§ **What the task requires**: In the data below, find every line that has the string "根据材料内容", and copy it.

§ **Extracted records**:
****************

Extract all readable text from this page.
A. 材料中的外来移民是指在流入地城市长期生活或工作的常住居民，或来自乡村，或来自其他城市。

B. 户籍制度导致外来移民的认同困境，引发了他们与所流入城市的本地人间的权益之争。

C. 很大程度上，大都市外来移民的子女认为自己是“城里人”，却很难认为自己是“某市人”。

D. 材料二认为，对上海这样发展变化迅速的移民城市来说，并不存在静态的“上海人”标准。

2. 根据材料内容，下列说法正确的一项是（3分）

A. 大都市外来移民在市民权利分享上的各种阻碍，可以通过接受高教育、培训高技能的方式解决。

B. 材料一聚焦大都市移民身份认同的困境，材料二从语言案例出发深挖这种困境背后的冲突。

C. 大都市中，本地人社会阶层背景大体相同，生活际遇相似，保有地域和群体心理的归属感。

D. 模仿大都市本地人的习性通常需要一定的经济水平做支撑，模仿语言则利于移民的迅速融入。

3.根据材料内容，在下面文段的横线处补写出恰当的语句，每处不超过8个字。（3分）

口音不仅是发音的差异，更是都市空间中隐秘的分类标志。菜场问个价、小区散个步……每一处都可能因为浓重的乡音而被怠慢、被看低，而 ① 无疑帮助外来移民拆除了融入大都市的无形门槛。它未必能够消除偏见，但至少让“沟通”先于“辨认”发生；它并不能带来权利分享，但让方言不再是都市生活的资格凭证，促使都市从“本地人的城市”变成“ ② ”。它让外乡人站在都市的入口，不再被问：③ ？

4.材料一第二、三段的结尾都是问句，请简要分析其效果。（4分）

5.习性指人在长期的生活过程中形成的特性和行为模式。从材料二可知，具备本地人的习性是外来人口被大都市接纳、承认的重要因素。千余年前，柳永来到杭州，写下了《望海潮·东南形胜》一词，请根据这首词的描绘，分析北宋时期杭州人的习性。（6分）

****************

§ **Problem solution**:
2. 根据材料内容，下列说法正确的一项是（3分）
3.根据材料内容，在下面文段的横线处补写出恰当的语句，每处不超过8个字。（3分）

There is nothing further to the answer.